[START OF Given data]

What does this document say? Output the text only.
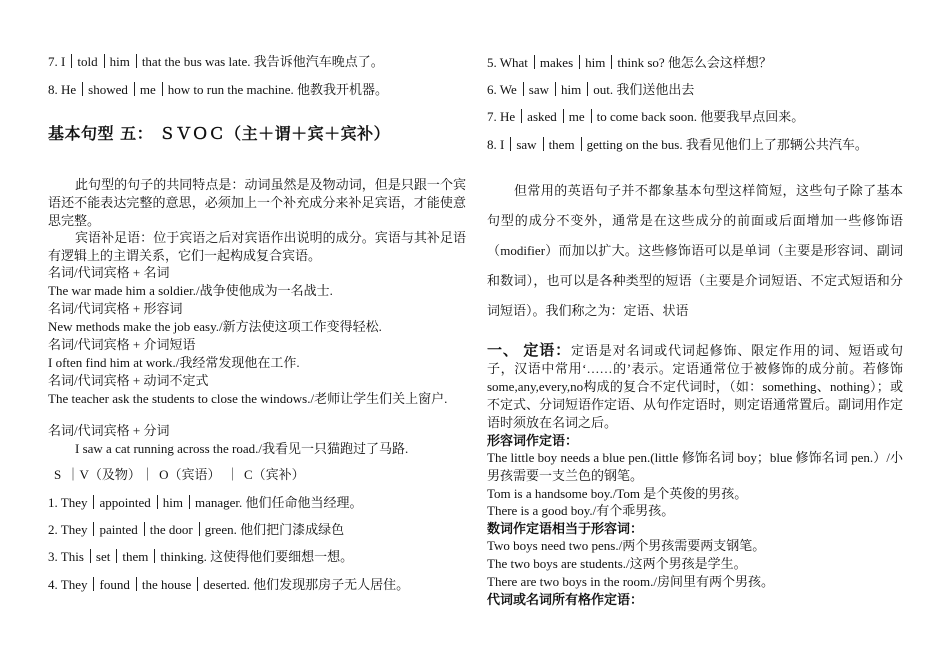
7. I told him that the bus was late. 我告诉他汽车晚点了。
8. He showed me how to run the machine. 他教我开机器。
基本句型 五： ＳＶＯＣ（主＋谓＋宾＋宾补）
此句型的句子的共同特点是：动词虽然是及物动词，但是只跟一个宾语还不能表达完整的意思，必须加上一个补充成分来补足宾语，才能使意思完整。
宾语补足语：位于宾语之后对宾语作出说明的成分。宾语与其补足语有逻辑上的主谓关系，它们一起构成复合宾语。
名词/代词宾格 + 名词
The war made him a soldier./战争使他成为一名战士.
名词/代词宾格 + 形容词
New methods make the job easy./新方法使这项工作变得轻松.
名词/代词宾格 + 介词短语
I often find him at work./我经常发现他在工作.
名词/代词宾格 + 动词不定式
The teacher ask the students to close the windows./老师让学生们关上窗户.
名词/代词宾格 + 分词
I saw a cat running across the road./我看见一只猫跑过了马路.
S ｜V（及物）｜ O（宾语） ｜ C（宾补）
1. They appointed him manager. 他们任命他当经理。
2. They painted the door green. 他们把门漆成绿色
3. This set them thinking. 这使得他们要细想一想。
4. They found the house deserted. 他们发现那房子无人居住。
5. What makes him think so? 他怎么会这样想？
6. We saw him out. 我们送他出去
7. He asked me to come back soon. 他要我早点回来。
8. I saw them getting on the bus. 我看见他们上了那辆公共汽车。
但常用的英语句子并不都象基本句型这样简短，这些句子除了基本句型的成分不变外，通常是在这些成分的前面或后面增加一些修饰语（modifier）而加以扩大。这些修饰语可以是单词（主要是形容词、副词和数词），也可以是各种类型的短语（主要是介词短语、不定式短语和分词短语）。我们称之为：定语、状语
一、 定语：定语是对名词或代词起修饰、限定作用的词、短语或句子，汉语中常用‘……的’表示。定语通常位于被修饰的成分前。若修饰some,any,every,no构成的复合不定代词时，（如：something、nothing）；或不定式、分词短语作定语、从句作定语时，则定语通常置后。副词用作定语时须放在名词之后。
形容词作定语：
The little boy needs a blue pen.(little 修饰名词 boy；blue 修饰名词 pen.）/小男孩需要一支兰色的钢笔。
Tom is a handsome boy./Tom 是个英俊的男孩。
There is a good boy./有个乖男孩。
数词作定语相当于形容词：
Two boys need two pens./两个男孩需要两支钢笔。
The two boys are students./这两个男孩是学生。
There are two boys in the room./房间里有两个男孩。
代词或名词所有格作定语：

[END OF Given data]

Reproduce the records verbatim, omitting all images they contain.

Reply
What does this document say? Output the text only.
7. I told him that the bus was late. 我告诉他汽车晚点了。
8. He showed me how to run the machine. 他教我开机器。
基本句型 五： ＳＶＯＣ（主＋谓＋宾＋宾补）
此句型的句子的共同特点是：动词虽然是及物动词，但是只跟一个宾语还不能表达完整的意思，必须加上一个补充成分来补足宾语，才能使意思完整。
宾语补足语：位于宾语之后对宾语作出说明的成分。宾语与其补足语有逻辑上的主谓关系，它们一起构成复合宾语。
名词/代词宾格 + 名词
The war made him a soldier./战争使他成为一名战士.
名词/代词宾格 + 形容词
New methods make the job easy./新方法使这项工作变得轻松.
名词/代词宾格 + 介词短语
I often find him at work./我经常发现他在工作.
名词/代词宾格 + 动词不定式
The teacher ask the students to close the windows./老师让学生们关上窗户.
名词/代词宾格 + 分词
I saw a cat running across the road./我看见一只猫跑过了马路.
S ｜V（及物）｜ O（宾语） ｜ C（宾补）
1. They appointed him manager. 他们任命他当经理。
2. They painted the door green. 他们把门漆成绿色
3. This set them thinking. 这使得他们要细想一想。
4. They found the house deserted. 他们发现那房子无人居住。
5. What makes him think so? 他怎么会这样想？
6. We saw him out. 我们送他出去
7. He asked me to come back soon. 他要我早点回来。
8. I saw them getting on the bus. 我看见他们上了那辆公共汽车。
但常用的英语句子并不都象基本句型这样简短，这些句子除了基本句型的成分不变外，通常是在这些成分的前面或后面增加一些修饰语（modifier）而加以扩大。这些修饰语可以是单词（主要是形容词、副词和数词），也可以是各种类型的短语（主要是介词短语、不定式短语和分词短语）。我们称之为：定语、状语
一、 定语：定语是对名词或代词起修饰、限定作用的词、短语或句子，汉语中常用‘……的’表示。定语通常位于被修饰的成分前。若修饰some,any,every,no构成的复合不定代词时，（如：something、nothing）；或不定式、分词短语作定语、从句作定语时，则定语通常置后。副词用作定语时须放在名词之后。
形容词作定语：
The little boy needs a blue pen.(little 修饰名词 boy；blue 修饰名词 pen.）/小男孩需要一支兰色的钢笔。
Tom is a handsome boy./Tom 是个英俊的男孩。
There is a good boy./有个乖男孩。
数词作定语相当于形容词：
Two boys need two pens./两个男孩需要两支钢笔。
The two boys are students./这两个男孩是学生。
There are two boys in the room./房间里有两个男孩。
代词或名词所有格作定语：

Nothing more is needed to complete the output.